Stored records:
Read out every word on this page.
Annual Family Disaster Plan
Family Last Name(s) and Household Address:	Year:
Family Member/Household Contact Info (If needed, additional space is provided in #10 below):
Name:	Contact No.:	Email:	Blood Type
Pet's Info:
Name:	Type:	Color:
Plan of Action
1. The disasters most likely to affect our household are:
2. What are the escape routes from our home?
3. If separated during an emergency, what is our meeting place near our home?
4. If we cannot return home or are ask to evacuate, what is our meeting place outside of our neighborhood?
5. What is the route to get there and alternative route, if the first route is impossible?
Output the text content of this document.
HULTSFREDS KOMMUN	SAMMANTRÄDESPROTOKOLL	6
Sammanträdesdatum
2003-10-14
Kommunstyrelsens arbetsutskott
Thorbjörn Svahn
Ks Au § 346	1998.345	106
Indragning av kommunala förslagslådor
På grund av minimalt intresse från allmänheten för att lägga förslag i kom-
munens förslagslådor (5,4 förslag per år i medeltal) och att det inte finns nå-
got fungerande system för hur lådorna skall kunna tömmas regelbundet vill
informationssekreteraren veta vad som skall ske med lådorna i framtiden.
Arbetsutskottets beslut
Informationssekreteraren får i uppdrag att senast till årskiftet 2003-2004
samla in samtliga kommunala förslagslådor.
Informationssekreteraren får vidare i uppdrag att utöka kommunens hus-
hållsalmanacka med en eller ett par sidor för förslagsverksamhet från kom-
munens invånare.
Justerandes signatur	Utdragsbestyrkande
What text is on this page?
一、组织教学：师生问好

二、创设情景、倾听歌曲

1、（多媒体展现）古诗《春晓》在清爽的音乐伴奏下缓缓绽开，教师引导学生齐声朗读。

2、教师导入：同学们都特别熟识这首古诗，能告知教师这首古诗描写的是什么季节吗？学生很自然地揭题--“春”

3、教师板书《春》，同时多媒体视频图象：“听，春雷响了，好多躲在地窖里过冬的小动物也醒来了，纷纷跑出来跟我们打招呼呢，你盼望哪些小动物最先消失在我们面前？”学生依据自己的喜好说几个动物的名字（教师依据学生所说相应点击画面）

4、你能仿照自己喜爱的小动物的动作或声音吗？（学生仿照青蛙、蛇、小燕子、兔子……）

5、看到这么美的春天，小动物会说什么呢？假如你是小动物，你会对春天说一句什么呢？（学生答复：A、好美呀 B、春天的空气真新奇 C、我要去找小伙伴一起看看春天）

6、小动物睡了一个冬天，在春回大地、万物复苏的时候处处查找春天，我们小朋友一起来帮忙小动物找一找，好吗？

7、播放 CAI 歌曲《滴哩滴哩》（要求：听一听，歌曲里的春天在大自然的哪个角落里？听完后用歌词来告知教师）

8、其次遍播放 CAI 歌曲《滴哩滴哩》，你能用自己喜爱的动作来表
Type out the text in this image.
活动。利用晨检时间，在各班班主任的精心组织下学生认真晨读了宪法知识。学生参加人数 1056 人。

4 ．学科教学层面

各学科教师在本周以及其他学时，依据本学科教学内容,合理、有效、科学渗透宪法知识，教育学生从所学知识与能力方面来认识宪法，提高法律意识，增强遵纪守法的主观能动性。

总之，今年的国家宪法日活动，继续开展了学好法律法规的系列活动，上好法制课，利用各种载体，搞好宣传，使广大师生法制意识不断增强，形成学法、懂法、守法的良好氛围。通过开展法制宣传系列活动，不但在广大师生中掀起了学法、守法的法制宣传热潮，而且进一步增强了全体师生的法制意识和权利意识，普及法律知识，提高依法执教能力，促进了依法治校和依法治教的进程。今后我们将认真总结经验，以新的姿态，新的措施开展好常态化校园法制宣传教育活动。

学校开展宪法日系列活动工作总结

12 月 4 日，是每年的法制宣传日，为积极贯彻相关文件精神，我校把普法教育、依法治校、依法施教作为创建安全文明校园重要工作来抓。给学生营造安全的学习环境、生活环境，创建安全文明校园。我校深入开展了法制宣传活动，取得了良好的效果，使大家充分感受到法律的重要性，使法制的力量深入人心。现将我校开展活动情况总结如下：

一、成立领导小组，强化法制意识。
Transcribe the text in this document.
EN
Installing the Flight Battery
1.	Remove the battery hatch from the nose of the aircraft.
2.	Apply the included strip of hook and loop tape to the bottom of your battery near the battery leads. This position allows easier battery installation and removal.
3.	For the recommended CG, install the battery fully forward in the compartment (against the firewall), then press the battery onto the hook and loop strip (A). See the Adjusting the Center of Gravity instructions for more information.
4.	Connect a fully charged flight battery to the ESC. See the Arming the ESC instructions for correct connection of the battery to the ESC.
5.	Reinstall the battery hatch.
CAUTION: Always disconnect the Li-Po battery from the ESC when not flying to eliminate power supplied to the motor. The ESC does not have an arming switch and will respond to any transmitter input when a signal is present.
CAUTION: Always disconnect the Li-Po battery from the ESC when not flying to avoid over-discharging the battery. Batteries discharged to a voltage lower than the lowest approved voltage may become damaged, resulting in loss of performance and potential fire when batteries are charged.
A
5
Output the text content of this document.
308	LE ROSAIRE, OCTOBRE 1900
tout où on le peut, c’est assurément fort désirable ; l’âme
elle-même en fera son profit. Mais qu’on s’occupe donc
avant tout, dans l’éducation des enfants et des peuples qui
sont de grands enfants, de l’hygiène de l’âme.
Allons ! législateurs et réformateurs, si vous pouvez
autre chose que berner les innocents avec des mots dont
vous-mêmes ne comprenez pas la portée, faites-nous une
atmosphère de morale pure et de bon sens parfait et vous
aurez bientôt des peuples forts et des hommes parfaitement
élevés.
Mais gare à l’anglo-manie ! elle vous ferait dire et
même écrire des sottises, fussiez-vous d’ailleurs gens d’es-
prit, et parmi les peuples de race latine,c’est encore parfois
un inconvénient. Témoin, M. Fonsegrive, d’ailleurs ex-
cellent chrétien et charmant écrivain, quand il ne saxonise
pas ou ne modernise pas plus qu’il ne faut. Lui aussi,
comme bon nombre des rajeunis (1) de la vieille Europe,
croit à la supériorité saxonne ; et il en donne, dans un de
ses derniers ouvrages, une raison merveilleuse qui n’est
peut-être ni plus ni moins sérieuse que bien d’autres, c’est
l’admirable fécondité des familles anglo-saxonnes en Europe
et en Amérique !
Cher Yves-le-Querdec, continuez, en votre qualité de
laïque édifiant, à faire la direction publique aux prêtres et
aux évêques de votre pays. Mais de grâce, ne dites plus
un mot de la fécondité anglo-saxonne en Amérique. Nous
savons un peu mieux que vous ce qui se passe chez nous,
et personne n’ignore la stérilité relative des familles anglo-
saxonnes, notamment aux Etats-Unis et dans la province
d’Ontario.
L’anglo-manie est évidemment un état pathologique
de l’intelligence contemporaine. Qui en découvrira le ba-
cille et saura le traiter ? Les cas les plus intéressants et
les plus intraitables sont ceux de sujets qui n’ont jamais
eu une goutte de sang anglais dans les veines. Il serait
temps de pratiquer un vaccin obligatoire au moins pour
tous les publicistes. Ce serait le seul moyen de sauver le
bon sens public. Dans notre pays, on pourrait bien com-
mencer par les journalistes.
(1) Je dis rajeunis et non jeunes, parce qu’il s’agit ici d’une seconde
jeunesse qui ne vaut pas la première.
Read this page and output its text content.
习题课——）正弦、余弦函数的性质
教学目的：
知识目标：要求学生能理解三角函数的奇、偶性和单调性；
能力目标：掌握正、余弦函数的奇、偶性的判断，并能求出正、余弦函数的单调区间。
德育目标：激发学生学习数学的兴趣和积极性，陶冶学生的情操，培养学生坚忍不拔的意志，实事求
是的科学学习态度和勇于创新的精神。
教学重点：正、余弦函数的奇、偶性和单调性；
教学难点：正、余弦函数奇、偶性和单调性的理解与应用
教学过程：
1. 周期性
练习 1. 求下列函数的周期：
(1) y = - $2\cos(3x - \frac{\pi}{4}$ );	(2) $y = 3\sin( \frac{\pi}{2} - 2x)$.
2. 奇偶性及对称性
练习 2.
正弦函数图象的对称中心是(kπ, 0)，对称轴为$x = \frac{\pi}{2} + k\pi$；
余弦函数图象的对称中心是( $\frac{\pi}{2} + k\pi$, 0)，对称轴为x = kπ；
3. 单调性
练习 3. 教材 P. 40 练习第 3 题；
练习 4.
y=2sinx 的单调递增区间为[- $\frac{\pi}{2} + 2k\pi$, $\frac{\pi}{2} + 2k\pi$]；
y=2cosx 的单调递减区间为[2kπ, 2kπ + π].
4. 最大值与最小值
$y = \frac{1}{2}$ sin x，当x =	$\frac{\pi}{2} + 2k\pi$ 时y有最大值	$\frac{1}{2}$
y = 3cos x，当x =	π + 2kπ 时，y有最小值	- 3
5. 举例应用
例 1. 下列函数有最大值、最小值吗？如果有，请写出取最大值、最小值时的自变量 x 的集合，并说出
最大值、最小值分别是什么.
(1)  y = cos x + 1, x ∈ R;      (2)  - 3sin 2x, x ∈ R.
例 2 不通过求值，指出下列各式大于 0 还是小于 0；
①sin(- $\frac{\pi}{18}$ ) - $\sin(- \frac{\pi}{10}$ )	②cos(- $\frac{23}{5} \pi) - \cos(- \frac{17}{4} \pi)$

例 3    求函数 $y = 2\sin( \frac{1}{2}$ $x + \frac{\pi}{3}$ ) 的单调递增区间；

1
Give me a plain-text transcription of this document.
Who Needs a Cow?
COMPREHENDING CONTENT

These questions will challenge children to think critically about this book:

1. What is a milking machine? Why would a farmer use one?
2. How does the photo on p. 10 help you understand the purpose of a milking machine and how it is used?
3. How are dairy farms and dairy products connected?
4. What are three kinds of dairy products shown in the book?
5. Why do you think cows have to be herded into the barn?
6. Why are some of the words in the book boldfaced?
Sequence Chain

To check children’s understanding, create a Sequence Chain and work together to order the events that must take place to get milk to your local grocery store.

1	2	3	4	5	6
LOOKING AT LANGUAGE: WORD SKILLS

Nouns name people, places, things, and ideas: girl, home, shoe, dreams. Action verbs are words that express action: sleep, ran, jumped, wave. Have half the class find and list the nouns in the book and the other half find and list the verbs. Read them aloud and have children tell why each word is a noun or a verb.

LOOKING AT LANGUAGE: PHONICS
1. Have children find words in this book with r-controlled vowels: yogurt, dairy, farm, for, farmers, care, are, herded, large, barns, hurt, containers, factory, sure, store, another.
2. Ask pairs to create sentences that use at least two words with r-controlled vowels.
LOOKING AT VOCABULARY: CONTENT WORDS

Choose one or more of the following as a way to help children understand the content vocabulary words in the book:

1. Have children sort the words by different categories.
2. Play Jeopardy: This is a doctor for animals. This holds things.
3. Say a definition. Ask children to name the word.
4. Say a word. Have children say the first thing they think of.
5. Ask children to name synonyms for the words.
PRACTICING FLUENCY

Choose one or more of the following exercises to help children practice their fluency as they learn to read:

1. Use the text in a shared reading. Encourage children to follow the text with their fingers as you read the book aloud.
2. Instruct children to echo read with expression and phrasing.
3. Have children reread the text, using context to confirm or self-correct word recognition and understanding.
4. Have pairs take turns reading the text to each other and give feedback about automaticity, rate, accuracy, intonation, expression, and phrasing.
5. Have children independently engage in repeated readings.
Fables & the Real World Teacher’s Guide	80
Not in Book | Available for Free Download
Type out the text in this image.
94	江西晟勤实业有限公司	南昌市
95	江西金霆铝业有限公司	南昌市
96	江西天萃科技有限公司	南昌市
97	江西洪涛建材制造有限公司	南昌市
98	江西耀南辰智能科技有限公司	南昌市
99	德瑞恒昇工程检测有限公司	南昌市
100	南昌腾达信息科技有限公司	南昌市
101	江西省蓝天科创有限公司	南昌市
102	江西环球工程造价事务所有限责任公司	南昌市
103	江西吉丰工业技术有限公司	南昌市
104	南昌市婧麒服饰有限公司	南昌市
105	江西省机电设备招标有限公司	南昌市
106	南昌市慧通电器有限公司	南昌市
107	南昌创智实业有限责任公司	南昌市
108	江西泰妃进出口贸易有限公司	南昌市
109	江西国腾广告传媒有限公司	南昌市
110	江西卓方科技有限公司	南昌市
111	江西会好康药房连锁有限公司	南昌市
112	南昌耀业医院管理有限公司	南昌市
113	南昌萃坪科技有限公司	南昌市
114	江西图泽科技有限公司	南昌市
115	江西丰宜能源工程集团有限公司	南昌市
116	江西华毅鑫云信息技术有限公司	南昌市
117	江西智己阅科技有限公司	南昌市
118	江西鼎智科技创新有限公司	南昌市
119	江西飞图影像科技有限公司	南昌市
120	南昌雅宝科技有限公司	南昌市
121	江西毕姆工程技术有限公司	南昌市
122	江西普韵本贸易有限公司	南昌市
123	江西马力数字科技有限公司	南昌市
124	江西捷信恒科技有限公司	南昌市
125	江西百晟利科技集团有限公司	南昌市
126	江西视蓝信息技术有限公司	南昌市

## OBJECTIVE
Copy every line above that includes the string "disconnect".

## WORKED ANSWER
CAUTION: Always disconnect the Li-Po battery from the ESC when not flying to eliminate power supplied to the motor. The ESC does not have an arming switch and will respond to any transmitter input when a signal is present.
CAUTION: Always disconnect the Li-Po battery from the ESC when not flying to avoid over-discharging the battery. Batteries discharged to a voltage lower than the lowest approved voltage may become damaged, resulting in loss of performance and potential fire when batteries are charged.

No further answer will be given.